To do:
Show every line containing "title" by copying it.

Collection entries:
<<<<

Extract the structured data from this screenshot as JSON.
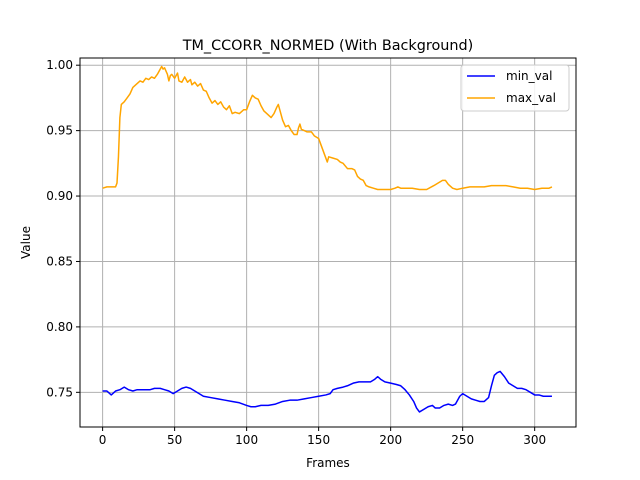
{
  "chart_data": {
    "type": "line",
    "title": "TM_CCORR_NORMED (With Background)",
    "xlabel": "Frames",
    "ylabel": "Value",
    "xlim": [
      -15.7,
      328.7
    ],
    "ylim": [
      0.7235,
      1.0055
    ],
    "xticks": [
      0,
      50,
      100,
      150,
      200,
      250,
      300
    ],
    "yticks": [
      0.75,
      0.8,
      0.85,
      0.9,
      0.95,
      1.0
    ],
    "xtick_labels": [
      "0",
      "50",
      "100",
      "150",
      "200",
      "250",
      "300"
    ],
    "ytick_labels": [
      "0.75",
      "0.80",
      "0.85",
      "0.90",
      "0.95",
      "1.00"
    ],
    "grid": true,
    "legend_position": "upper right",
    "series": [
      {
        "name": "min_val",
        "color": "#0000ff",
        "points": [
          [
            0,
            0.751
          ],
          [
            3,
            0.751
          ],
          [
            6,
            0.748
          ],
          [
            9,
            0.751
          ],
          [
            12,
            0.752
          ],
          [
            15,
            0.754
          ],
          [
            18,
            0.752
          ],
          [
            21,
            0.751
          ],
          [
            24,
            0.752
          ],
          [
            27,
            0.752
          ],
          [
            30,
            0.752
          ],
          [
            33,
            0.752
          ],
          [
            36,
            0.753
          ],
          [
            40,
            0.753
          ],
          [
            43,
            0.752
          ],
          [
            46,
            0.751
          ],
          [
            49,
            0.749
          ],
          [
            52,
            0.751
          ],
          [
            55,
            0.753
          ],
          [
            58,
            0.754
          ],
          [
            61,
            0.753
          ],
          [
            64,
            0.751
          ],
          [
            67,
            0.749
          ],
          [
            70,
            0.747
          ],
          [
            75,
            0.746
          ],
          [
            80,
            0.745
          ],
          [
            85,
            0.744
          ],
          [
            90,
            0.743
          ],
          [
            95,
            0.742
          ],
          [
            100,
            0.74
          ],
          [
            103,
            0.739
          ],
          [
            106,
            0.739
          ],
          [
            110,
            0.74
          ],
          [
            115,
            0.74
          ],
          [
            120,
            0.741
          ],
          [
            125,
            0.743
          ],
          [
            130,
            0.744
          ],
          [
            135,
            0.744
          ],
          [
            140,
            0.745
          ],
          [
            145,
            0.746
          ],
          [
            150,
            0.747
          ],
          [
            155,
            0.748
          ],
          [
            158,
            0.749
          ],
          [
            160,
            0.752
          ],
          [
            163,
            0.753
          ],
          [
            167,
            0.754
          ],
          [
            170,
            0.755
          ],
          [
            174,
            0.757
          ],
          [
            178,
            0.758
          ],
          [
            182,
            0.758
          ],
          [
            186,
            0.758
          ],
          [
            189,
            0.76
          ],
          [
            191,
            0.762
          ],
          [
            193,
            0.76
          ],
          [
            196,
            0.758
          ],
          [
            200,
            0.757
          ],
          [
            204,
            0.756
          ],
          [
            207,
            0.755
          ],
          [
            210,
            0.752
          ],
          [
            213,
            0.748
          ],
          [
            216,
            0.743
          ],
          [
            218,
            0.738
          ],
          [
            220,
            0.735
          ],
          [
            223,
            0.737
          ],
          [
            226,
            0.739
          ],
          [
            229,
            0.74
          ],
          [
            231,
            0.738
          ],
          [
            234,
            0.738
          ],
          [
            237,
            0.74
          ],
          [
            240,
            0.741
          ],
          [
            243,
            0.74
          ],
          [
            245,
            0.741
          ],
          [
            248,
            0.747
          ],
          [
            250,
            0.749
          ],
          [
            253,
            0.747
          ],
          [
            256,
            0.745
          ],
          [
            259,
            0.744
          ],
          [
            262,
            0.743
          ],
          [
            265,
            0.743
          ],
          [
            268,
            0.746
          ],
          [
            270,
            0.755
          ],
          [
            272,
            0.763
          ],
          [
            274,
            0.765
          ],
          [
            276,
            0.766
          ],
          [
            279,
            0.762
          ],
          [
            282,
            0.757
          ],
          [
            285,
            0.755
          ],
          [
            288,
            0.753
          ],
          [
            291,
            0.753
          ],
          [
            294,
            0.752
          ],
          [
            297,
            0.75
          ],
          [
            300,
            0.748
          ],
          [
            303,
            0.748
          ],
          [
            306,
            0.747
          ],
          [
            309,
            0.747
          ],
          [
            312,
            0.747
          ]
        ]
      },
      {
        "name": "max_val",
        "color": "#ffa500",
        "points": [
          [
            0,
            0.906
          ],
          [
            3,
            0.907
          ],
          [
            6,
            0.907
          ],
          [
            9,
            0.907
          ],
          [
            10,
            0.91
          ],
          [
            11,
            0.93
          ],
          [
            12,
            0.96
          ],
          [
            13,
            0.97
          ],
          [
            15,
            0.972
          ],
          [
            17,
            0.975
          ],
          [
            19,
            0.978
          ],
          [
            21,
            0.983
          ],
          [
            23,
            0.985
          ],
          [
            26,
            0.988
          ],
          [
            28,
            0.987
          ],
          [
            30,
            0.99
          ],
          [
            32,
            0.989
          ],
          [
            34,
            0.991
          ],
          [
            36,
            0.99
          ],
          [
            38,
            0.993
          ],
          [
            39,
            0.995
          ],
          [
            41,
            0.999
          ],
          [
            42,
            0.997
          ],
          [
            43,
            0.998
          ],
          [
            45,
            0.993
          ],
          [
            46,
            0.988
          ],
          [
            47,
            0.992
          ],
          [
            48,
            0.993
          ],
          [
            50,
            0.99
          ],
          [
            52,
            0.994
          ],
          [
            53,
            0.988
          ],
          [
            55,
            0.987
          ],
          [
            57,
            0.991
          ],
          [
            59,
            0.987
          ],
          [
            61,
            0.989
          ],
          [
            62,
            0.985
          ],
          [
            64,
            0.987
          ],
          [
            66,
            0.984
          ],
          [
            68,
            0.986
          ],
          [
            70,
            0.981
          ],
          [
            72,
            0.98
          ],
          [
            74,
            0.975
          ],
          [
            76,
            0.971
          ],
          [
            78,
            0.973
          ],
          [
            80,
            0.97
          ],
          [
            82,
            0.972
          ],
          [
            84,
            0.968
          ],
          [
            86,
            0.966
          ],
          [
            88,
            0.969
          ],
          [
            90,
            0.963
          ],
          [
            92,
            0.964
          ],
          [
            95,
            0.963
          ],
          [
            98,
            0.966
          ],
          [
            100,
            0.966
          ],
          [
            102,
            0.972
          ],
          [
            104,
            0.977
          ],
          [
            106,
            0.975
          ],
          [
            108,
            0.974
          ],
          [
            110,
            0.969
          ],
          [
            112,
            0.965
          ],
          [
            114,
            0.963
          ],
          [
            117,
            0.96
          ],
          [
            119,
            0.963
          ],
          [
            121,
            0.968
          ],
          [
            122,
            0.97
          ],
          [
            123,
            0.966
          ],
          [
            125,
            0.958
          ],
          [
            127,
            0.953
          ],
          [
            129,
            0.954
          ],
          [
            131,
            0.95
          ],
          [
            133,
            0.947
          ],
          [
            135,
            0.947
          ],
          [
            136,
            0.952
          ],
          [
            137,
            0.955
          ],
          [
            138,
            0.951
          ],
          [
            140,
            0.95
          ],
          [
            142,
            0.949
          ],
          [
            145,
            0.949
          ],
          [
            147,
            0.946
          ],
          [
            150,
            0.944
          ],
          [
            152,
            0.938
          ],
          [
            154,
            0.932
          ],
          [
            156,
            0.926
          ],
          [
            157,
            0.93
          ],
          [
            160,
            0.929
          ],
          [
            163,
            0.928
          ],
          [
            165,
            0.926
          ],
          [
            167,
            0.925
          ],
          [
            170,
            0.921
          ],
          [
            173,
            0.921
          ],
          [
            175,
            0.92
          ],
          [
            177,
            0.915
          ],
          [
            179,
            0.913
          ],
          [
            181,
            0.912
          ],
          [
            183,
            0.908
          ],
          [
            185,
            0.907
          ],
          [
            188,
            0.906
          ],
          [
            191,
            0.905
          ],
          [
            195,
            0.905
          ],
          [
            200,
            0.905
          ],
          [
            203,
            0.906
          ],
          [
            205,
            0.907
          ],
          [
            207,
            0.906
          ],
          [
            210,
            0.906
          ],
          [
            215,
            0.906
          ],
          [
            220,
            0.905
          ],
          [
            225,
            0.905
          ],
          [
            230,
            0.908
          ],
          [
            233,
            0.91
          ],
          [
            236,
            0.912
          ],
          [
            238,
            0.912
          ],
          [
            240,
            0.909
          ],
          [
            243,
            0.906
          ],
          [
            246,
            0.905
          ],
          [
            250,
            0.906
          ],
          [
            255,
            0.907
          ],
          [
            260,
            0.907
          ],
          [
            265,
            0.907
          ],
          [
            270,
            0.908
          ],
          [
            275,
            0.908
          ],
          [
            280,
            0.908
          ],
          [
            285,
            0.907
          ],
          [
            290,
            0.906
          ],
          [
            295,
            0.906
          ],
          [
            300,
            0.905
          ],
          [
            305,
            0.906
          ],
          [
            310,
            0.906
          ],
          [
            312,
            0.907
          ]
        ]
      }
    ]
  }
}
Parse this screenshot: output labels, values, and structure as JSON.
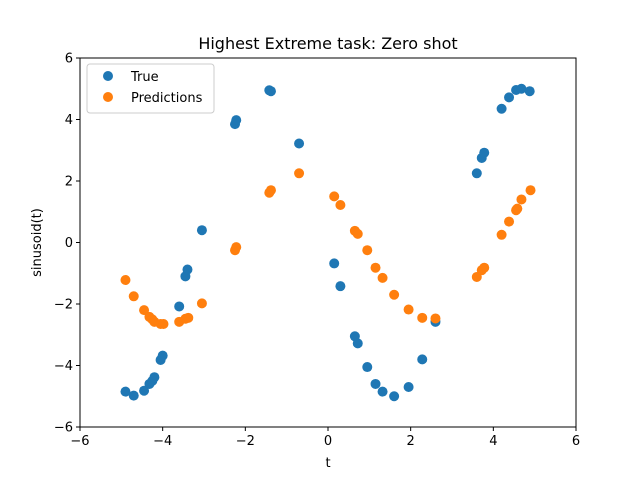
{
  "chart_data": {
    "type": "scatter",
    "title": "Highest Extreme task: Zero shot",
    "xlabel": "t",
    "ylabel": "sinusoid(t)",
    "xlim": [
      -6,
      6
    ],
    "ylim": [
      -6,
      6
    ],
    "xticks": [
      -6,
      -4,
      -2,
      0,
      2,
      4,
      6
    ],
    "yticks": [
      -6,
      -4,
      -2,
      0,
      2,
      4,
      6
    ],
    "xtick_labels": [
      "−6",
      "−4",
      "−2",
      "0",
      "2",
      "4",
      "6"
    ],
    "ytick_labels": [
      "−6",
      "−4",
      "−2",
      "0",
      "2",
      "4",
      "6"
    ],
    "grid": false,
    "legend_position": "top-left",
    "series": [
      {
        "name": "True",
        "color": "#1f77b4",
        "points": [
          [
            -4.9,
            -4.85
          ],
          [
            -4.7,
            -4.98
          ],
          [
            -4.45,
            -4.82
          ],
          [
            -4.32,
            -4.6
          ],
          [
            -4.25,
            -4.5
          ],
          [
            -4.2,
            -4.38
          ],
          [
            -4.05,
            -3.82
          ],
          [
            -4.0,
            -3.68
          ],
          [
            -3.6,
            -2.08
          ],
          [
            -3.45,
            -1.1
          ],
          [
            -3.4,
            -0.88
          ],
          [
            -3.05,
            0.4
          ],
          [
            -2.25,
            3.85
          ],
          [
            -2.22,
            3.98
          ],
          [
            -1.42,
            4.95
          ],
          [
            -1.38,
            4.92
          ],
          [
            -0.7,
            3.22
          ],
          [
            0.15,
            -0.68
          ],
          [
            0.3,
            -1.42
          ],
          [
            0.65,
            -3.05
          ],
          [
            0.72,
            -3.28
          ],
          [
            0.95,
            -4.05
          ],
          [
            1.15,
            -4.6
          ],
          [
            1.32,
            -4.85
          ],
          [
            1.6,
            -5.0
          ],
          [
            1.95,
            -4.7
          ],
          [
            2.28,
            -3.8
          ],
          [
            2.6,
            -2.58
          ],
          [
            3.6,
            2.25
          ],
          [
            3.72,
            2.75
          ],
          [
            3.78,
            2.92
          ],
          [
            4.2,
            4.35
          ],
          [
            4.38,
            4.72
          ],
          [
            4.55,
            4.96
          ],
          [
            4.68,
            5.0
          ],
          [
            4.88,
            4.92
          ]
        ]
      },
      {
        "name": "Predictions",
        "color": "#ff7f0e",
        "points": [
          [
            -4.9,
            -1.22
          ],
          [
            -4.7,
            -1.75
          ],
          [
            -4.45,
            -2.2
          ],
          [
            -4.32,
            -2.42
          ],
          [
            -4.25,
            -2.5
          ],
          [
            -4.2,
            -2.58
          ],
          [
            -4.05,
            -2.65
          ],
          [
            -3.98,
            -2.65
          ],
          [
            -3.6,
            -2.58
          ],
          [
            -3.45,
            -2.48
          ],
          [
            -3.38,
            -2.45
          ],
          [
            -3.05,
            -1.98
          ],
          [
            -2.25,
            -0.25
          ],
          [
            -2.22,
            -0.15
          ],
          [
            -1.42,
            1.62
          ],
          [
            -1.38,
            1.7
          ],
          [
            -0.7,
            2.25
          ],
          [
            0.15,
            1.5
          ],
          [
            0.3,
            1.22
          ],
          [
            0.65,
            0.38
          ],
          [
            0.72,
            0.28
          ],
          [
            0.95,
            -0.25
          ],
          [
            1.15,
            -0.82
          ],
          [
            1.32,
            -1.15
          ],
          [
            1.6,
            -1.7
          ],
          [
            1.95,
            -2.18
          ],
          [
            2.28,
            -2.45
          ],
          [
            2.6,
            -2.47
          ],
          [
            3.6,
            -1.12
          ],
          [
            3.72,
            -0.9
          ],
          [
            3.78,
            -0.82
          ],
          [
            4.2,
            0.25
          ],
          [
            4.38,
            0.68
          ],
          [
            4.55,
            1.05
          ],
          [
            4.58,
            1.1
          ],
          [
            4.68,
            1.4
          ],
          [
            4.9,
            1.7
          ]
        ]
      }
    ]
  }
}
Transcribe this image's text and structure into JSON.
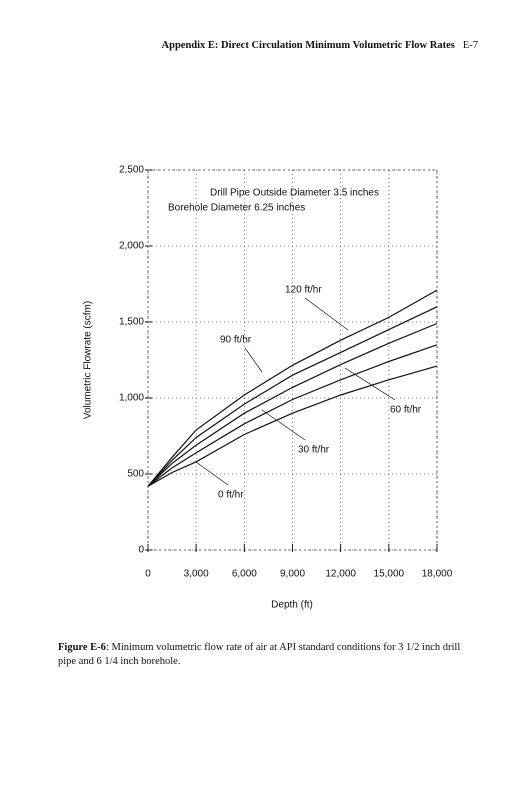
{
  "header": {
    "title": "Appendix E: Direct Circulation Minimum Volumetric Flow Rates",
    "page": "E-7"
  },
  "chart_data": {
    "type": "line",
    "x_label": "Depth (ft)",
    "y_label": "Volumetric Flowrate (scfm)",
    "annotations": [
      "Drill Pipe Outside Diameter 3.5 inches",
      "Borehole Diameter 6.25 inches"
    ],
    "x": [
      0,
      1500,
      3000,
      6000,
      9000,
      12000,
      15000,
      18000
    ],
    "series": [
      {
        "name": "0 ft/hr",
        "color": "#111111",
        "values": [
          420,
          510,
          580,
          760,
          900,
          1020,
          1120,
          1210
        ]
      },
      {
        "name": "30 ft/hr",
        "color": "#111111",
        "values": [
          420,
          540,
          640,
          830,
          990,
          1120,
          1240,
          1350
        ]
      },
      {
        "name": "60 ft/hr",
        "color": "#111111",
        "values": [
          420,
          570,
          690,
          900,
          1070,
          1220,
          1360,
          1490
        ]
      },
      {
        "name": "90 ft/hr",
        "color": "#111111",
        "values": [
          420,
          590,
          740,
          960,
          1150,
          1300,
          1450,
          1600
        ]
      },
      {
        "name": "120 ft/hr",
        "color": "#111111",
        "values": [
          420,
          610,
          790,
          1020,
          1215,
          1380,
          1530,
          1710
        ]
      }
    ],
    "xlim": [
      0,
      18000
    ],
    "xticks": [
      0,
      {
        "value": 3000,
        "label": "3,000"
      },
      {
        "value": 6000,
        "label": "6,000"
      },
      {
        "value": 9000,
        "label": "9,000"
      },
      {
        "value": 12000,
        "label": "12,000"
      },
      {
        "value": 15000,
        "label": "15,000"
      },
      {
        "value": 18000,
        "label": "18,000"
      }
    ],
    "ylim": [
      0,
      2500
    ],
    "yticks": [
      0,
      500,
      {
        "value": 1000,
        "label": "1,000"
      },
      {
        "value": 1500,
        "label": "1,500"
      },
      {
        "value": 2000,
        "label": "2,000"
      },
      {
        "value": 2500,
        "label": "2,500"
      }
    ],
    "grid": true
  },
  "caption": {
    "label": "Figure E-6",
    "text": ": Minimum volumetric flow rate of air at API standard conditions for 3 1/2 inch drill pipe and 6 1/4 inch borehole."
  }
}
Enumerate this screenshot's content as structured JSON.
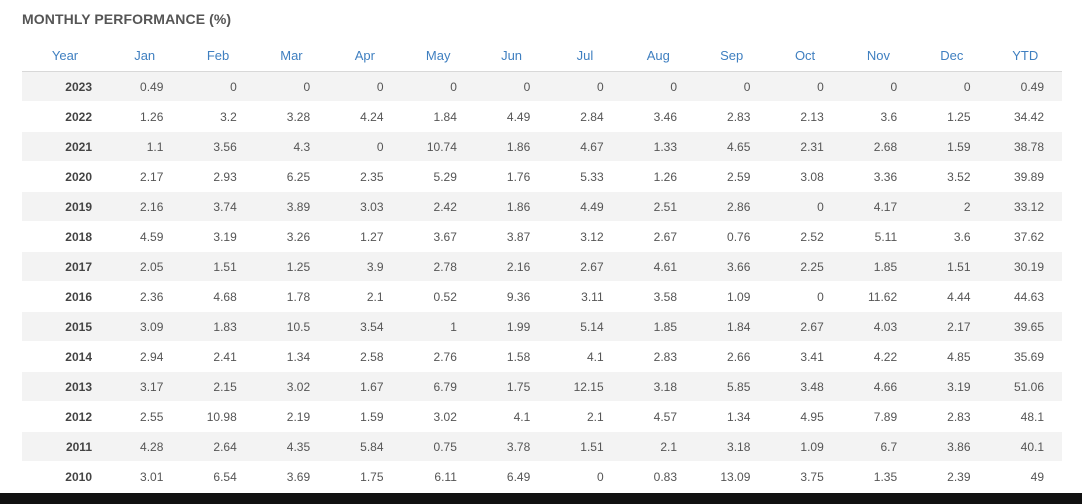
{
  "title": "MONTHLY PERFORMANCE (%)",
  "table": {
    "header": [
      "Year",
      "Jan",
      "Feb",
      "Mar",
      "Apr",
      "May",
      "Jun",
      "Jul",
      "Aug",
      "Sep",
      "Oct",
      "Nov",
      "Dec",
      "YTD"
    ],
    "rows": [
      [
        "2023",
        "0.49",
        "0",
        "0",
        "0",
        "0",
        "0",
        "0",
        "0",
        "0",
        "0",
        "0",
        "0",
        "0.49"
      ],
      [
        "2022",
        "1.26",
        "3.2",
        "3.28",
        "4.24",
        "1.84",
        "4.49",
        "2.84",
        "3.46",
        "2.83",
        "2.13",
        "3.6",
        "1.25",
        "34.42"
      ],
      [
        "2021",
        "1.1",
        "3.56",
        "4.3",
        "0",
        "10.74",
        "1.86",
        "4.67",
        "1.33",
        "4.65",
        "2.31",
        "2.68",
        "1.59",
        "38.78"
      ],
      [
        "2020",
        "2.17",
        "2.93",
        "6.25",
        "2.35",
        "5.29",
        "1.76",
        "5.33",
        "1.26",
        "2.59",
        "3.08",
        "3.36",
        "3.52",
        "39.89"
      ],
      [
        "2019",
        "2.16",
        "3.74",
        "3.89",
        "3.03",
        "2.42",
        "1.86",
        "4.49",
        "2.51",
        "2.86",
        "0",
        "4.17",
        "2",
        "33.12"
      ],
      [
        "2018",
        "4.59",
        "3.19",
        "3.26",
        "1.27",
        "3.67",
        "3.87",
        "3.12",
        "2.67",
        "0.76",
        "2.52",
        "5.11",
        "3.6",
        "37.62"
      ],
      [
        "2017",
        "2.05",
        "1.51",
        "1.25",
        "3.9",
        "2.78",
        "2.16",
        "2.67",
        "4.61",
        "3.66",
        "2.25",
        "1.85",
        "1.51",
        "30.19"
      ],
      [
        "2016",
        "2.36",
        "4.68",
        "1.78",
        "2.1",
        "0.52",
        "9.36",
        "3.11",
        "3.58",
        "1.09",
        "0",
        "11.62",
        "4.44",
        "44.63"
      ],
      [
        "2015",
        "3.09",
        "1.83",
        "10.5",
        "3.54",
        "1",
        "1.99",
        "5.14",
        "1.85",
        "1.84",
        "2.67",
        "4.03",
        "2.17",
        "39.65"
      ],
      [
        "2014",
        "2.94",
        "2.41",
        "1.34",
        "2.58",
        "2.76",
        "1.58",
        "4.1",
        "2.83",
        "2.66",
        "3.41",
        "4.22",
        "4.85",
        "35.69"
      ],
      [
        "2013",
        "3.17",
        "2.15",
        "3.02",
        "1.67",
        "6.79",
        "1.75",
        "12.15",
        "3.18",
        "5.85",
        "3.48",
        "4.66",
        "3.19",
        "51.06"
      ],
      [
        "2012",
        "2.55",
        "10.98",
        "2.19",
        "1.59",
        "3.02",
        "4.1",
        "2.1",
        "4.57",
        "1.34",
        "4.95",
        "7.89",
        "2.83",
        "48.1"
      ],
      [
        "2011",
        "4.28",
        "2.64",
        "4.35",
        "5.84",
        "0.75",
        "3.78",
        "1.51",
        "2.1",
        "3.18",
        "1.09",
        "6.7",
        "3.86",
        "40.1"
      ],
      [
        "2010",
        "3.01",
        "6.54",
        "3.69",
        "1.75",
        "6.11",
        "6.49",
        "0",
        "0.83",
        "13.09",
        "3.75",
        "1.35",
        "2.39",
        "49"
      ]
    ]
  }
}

>>>>

Result below:
    "title": "TM_CCORR_NORMED (With Background)",
    "title": "Highest Extreme task: Zero shot",
    "title": "Appendix E: Direct Circulation Minimum Volumetric Flow Rates",
  "title": "MONTHLY PERFORMANCE (%)",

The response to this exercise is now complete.